## Items from a figure collection
◇ ◇ ◇ ◇ ◇
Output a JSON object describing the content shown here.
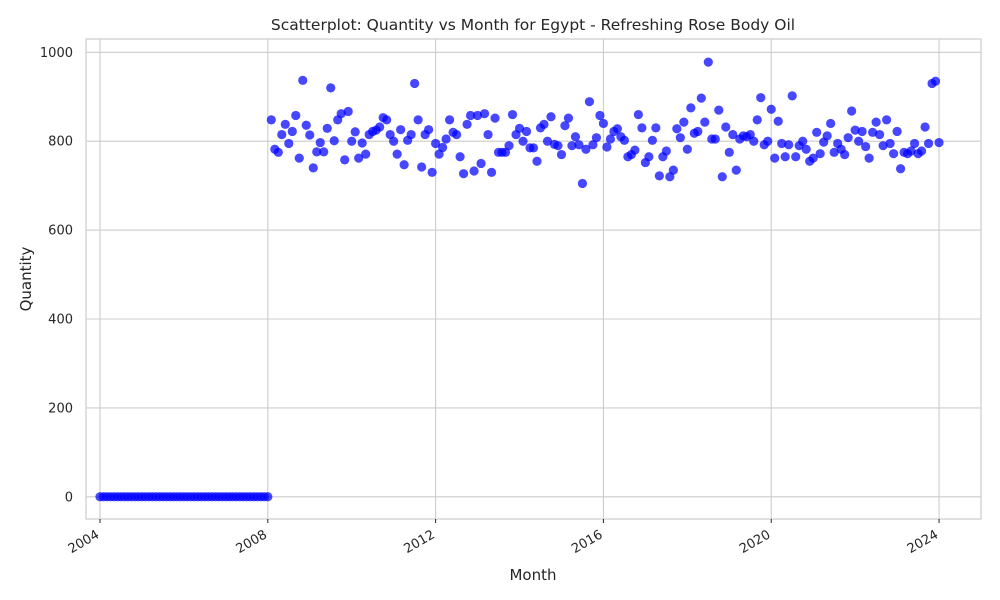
{
  "chart_data": {
    "type": "scatter",
    "title": "Scatterplot: Quantity vs Month for Egypt - Refreshing Rose Body Oil",
    "xlabel": "Month",
    "ylabel": "Quantity",
    "xlim": [
      "2003-09",
      "2025-01"
    ],
    "ylim": [
      -50,
      1030
    ],
    "x_ticks": [
      "2004",
      "2008",
      "2012",
      "2016",
      "2020",
      "2024"
    ],
    "y_ticks": [
      0,
      200,
      400,
      600,
      800,
      1000
    ],
    "grid": true,
    "legend": "none",
    "point_color": "#0000ff",
    "series": [
      {
        "start_month": "2004-01",
        "step": "month",
        "values": [
          0,
          0,
          0,
          0,
          0,
          0,
          0,
          0,
          0,
          0,
          0,
          0,
          0,
          0,
          0,
          0,
          0,
          0,
          0,
          0,
          0,
          0,
          0,
          0,
          0,
          0,
          0,
          0,
          0,
          0,
          0,
          0,
          0,
          0,
          0,
          0,
          0,
          0,
          0,
          0,
          0,
          0,
          0,
          0,
          0,
          0,
          0,
          0,
          0,
          848,
          782,
          775,
          815,
          838,
          795,
          822,
          858,
          762,
          937,
          836,
          814,
          740,
          776,
          797,
          776,
          829,
          920,
          801,
          848,
          862,
          758,
          867,
          800,
          821,
          762,
          796,
          771,
          815,
          822,
          825,
          832,
          853,
          848,
          815,
          800,
          771,
          826,
          747,
          802,
          815,
          930,
          848,
          742,
          815,
          826,
          730,
          795,
          771,
          786,
          805,
          848,
          820,
          815,
          765,
          727,
          838,
          858,
          733,
          858,
          750,
          862,
          815,
          730,
          852,
          775,
          775,
          775,
          790,
          860,
          815,
          829,
          800,
          822,
          785,
          785,
          755,
          830,
          838,
          800,
          855,
          793,
          790,
          770,
          835,
          852,
          790,
          810,
          792,
          705,
          782,
          889,
          792,
          808,
          858,
          840,
          787,
          805,
          822,
          828,
          810,
          802,
          765,
          770,
          780,
          860,
          830,
          752,
          765,
          802,
          830,
          722,
          765,
          778,
          720,
          735,
          828,
          808,
          843,
          782,
          875,
          818,
          822,
          897,
          843,
          978,
          805,
          805,
          870,
          720,
          832,
          775,
          815,
          735,
          805,
          812,
          810,
          815,
          800,
          848,
          898,
          792,
          800,
          872,
          762,
          845,
          795,
          765,
          792,
          902,
          765,
          790,
          800,
          782,
          755,
          762,
          820,
          772,
          798,
          812,
          840,
          775,
          795,
          782,
          770,
          808,
          868,
          825,
          800,
          822,
          788,
          762,
          820,
          843,
          815,
          790,
          848,
          795,
          772,
          822,
          738,
          775,
          772,
          778,
          795,
          772,
          778,
          832,
          795,
          930,
          935,
          797
        ]
      }
    ]
  }
}
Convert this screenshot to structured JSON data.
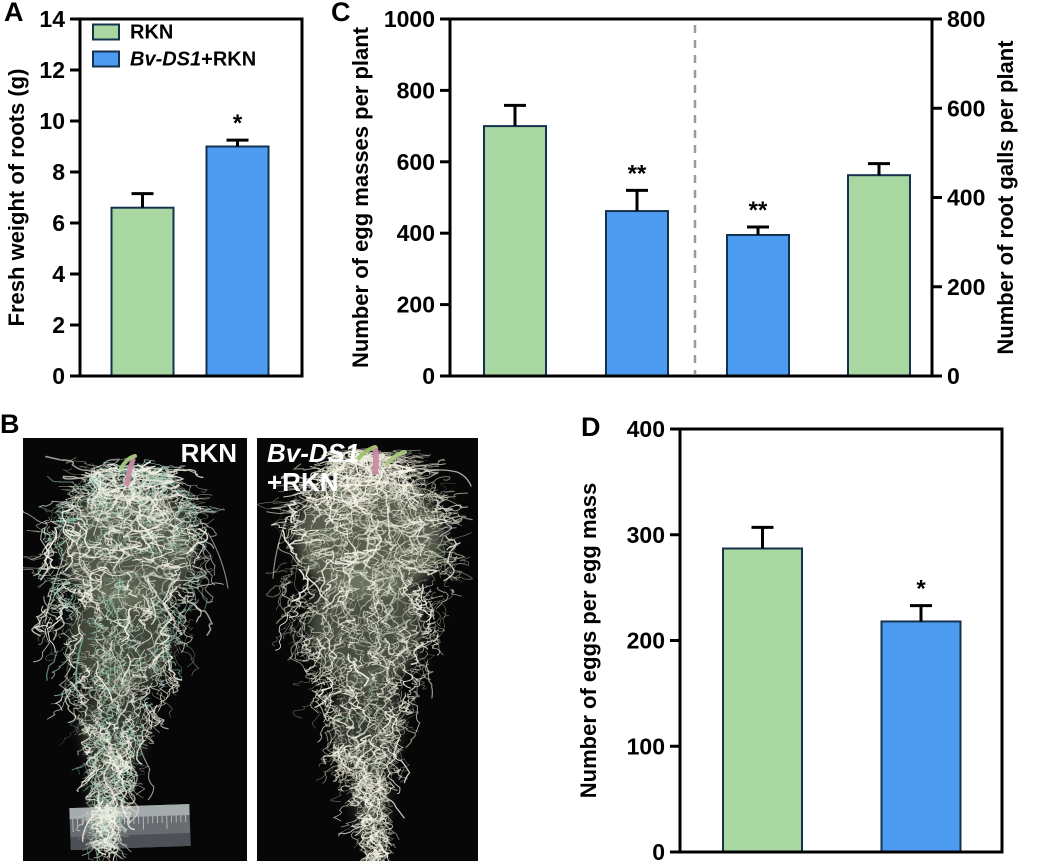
{
  "panel_letters": {
    "A": "A",
    "B": "B",
    "C": "C",
    "D": "D"
  },
  "colors": {
    "green": "#a9d7a2",
    "blue": "#4d9cf1",
    "bar_edge": "#14324e",
    "error": "#000000",
    "frame": "#000000",
    "divider": "#9b9b9b"
  },
  "legend": {
    "items": [
      {
        "swatch": "green",
        "italic": "",
        "text": "RKN"
      },
      {
        "swatch": "blue",
        "italic": "Bv-DS1",
        "text": "+RKN"
      }
    ]
  },
  "photos": {
    "left": {
      "label": "RKN"
    },
    "right": {
      "line1": "Bv-DS1",
      "line2": "+RKN"
    }
  },
  "chart_data": [
    {
      "panel": "A",
      "type": "bar",
      "ylabel": "Fresh weight of roots (g)",
      "ylim": [
        0,
        14
      ],
      "ytick_step": 2,
      "grid": false,
      "categories": [
        "RKN",
        "Bv-DS1+RKN"
      ],
      "bars": [
        {
          "name": "RKN",
          "color": "green",
          "value": 6.6,
          "error": 0.55,
          "sig": ""
        },
        {
          "name": "Bv-DS1+RKN",
          "color": "blue",
          "value": 9.0,
          "error": 0.25,
          "sig": "*"
        }
      ],
      "legend_position": "top-left"
    },
    {
      "panel": "C",
      "type": "bar",
      "ylabel_left": "Number of egg masses per plant",
      "ylim_left": [
        0,
        1000
      ],
      "ytick_step_left": 200,
      "ylabel_right": "Number of root galls per plant",
      "ylim_right": [
        0,
        800
      ],
      "ytick_step_right": 200,
      "categories": [
        "RKN",
        "Bv-DS1+RKN",
        "Bv-DS1+RKN",
        "RKN"
      ],
      "bars": [
        {
          "name": "RKN",
          "measure": "egg masses per plant",
          "axis": "left",
          "color": "green",
          "value": 700,
          "error": 58,
          "sig": ""
        },
        {
          "name": "Bv-DS1+RKN",
          "measure": "egg masses per plant",
          "axis": "left",
          "color": "blue",
          "value": 462,
          "error": 58,
          "sig": "**"
        },
        {
          "name": "Bv-DS1+RKN",
          "measure": "root galls per plant",
          "axis": "right",
          "color": "blue",
          "value": 316,
          "error": 18,
          "sig": "**"
        },
        {
          "name": "RKN",
          "measure": "root galls per plant",
          "axis": "right",
          "color": "green",
          "value": 450,
          "error": 26,
          "sig": ""
        }
      ],
      "divider": {
        "style": "dashed"
      }
    },
    {
      "panel": "D",
      "type": "bar",
      "ylabel": "Number of eggs  per egg mass",
      "ylim": [
        0,
        400
      ],
      "ytick_step": 100,
      "grid": false,
      "categories": [
        "RKN",
        "Bv-DS1+RKN"
      ],
      "bars": [
        {
          "name": "RKN",
          "color": "green",
          "value": 287,
          "error": 20,
          "sig": ""
        },
        {
          "name": "Bv-DS1+RKN",
          "color": "blue",
          "value": 218,
          "error": 15,
          "sig": "*"
        }
      ]
    }
  ]
}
◇ ◇ ◇ ◇ ◇
## WHAT IS ASKED
Select all lines in the listing above where the word "error" appears, and show them.

## WRITTEN RESPONSE
    "error": "#000000",
          "error": 0.55,
          "error": 0.25,
          "error": 58,
          "error": 58,
          "error": 18,
          "error": 26,
          "error": 20,
          "error": 15,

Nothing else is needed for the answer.